-- start --
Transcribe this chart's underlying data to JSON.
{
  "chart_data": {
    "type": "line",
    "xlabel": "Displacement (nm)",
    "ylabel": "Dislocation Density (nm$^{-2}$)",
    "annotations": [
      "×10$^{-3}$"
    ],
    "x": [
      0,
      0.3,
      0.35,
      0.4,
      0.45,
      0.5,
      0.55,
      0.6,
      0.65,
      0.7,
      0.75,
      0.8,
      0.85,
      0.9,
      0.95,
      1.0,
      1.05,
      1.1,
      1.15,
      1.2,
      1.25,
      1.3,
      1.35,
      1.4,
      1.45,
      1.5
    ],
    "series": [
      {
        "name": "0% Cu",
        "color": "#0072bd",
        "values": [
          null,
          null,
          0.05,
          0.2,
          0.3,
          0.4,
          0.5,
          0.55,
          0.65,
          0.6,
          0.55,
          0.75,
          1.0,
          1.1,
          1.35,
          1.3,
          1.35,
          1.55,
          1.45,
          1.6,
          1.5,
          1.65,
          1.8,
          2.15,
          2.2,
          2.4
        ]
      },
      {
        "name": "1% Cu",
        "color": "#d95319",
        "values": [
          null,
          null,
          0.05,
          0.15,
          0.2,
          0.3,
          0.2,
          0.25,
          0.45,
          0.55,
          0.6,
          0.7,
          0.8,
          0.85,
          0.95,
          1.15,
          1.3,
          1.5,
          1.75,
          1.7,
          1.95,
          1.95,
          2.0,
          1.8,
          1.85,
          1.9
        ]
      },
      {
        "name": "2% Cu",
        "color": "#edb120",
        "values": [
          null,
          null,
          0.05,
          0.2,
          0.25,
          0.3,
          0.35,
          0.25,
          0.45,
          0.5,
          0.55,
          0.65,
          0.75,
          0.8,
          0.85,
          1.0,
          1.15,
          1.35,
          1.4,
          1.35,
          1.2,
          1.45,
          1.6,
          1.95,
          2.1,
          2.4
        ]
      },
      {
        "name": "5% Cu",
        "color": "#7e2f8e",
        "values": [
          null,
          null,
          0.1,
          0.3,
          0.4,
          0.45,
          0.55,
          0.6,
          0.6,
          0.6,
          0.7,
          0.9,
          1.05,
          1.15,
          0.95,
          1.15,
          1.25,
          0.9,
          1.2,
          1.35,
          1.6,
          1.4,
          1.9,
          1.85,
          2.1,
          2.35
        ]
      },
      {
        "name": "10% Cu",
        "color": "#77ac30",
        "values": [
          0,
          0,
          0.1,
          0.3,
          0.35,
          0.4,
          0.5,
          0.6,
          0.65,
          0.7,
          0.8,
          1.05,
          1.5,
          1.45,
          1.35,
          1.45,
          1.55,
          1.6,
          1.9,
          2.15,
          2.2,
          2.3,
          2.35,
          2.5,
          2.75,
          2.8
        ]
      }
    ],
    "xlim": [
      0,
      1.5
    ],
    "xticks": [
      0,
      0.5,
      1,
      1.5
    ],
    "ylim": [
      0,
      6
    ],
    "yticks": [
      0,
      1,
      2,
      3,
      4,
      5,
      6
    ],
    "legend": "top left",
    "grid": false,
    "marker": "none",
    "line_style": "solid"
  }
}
-- end --
• Task goal:
From the entries above, copy every line containing the word "color".

• Task response:
        "color": "#0072bd",
        "color": "#d95319",
        "color": "#edb120",
        "color": "#7e2f8e",
        "color": "#77ac30",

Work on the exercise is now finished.